Records from a collection
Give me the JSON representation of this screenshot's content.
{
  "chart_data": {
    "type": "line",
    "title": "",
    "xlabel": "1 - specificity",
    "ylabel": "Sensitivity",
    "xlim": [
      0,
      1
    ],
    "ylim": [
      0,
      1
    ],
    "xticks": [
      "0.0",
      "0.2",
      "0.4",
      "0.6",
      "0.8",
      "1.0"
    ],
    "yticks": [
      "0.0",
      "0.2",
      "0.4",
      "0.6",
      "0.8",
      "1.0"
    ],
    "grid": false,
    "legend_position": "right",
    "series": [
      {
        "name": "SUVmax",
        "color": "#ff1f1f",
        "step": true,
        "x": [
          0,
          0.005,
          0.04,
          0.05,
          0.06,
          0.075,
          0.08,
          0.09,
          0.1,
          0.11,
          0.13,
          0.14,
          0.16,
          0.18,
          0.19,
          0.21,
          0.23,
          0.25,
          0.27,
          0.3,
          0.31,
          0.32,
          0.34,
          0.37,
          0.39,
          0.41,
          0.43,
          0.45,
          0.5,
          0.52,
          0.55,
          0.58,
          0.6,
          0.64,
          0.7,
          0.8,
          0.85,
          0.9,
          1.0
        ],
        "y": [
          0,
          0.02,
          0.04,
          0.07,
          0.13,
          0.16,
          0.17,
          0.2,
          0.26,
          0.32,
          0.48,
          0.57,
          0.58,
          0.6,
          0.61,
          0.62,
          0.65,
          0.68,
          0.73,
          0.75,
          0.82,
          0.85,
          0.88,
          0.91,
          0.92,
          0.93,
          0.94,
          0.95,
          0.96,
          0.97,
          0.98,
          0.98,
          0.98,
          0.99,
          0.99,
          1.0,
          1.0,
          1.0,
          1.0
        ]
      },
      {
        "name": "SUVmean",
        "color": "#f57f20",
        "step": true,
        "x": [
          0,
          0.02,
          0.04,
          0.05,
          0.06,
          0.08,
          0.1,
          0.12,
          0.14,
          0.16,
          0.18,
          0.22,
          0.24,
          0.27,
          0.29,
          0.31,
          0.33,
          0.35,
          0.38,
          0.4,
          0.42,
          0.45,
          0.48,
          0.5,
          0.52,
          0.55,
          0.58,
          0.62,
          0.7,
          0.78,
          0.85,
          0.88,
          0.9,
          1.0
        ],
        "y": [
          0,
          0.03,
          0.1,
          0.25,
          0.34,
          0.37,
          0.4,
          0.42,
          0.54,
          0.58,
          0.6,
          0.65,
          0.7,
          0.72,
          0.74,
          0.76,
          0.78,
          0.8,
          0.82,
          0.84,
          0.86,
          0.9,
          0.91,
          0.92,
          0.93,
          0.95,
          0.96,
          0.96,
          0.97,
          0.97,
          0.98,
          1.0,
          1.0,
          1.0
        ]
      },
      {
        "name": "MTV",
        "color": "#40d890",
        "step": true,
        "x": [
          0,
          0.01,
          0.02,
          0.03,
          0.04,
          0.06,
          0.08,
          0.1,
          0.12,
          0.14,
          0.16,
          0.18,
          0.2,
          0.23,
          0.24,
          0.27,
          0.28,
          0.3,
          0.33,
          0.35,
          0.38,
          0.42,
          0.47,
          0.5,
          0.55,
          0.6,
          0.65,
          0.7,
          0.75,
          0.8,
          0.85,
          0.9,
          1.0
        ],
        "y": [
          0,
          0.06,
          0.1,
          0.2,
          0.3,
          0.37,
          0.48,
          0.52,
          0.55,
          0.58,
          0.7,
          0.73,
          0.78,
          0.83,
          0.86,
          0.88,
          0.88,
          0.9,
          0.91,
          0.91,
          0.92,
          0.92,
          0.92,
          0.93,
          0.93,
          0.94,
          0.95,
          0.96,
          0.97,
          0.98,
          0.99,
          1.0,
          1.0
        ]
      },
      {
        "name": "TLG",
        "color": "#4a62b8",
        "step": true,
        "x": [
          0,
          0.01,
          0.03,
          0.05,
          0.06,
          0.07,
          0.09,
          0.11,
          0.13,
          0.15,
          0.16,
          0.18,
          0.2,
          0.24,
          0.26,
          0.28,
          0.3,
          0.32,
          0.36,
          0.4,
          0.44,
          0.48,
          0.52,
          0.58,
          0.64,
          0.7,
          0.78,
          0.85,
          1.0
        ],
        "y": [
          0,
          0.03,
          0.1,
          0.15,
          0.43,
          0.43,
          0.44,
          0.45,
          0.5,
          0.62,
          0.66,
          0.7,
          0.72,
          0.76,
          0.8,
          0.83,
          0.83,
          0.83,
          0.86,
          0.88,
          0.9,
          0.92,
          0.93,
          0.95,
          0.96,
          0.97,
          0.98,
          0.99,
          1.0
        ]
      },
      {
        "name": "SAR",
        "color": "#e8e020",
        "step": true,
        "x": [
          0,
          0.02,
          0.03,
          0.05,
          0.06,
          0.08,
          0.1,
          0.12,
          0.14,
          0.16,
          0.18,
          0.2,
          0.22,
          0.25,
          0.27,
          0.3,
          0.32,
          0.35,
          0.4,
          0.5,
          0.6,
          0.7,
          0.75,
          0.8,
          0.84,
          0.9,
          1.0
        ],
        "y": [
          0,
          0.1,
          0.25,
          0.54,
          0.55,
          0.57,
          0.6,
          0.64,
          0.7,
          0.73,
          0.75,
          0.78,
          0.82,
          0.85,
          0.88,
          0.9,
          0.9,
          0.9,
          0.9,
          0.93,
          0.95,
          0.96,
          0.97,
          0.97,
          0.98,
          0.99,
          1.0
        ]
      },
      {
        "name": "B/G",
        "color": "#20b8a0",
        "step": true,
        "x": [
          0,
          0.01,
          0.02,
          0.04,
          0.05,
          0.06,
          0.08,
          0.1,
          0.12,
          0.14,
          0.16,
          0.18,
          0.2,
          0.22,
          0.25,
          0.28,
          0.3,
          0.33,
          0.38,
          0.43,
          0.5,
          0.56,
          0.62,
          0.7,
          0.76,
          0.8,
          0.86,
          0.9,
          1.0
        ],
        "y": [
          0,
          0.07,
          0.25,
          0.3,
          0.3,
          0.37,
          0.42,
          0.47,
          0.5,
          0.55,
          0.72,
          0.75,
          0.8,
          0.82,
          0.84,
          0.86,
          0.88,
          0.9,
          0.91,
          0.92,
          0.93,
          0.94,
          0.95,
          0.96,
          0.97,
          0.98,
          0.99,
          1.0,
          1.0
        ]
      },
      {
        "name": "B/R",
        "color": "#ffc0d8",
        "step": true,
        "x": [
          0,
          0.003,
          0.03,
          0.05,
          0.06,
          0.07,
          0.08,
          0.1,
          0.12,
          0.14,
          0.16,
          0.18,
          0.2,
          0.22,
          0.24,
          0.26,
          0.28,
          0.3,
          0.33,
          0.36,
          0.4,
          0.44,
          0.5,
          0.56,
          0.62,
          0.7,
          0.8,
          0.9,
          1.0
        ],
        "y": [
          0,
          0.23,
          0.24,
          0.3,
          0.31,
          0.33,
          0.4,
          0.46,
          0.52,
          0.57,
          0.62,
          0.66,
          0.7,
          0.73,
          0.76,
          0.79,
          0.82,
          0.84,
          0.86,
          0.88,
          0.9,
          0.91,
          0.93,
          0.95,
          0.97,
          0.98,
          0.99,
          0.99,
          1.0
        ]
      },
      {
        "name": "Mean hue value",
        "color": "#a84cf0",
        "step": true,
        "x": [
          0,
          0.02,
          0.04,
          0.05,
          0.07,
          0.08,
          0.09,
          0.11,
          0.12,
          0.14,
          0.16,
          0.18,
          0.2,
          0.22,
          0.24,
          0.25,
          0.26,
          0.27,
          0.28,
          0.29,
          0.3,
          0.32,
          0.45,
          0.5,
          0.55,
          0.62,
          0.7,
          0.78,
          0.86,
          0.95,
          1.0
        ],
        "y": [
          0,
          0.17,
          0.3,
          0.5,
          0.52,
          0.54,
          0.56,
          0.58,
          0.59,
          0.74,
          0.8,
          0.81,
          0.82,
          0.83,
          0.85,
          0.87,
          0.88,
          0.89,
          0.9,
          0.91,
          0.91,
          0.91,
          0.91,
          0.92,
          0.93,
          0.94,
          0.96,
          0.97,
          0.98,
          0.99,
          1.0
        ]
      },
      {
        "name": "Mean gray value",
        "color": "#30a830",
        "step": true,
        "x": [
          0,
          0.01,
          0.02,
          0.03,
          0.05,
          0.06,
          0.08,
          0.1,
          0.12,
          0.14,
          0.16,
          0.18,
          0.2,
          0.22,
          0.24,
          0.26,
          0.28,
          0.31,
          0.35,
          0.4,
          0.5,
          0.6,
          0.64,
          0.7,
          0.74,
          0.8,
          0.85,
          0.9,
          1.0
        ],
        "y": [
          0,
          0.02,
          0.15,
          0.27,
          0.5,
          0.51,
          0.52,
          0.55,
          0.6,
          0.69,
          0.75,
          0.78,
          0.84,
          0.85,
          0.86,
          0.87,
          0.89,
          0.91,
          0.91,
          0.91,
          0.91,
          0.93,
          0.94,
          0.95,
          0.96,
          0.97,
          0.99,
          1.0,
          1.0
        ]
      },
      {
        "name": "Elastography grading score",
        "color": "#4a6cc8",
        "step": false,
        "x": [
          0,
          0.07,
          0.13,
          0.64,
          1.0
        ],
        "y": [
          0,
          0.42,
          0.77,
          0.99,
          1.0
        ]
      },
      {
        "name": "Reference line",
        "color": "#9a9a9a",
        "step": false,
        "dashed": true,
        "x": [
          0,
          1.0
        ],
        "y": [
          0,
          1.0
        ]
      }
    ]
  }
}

**The request**
Say how many lines in the records hold the string "name", and say nothing else.

**Correct output**
11